Exercise description
Treat the line containing "Transcribe the text in this document." as the first line and the final line of the material below as the last; reproduce that range exactly.

Records for processing
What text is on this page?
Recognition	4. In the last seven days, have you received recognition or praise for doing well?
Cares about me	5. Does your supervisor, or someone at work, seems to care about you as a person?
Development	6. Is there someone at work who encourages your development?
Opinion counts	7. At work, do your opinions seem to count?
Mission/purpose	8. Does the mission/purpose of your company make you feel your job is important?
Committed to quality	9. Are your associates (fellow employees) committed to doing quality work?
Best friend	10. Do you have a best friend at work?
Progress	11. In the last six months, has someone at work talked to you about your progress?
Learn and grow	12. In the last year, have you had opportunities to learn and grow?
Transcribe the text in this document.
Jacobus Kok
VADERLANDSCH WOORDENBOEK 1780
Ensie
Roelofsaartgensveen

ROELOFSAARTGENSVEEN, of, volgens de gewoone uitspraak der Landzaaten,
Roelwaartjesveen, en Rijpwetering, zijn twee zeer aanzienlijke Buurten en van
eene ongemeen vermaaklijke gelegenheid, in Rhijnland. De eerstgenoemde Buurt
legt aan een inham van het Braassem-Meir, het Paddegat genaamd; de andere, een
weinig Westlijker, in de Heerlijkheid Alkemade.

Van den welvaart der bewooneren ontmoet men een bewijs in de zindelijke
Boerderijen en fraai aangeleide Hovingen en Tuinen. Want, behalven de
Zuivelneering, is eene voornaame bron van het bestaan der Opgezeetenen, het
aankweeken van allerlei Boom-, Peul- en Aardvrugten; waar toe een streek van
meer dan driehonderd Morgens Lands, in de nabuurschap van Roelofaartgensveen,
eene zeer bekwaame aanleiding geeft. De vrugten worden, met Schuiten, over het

Answer
Transcribe the text in this document.
Jacobus Kok
VADERLANDSCH WOORDENBOEK 1780
Ensie
Roelofsaartgensveen

ROELOFSAARTGENSVEEN, of, volgens de gewoone uitspraak der Landzaaten,
Roelwaartjesveen, en Rijpwetering, zijn twee zeer aanzienlijke Buurten en van
eene ongemeen vermaaklijke gelegenheid, in Rhijnland. De eerstgenoemde Buurt
legt aan een inham van het Braassem-Meir, het Paddegat genaamd; de andere, een
weinig Westlijker, in de Heerlijkheid Alkemade.

Van den welvaart der bewooneren ontmoet men een bewijs in de zindelijke
Boerderijen en fraai aangeleide Hovingen en Tuinen. Want, behalven de
Zuivelneering, is eene voornaame bron van het bestaan der Opgezeetenen, het
aankweeken van allerlei Boom-, Peul- en Aardvrugten; waar toe een streek van
meer dan driehonderd Morgens Lands, in de nabuurschap van Roelofaartgensveen,
eene zeer bekwaame aanleiding geeft. De vrugten worden, met Schuiten, over het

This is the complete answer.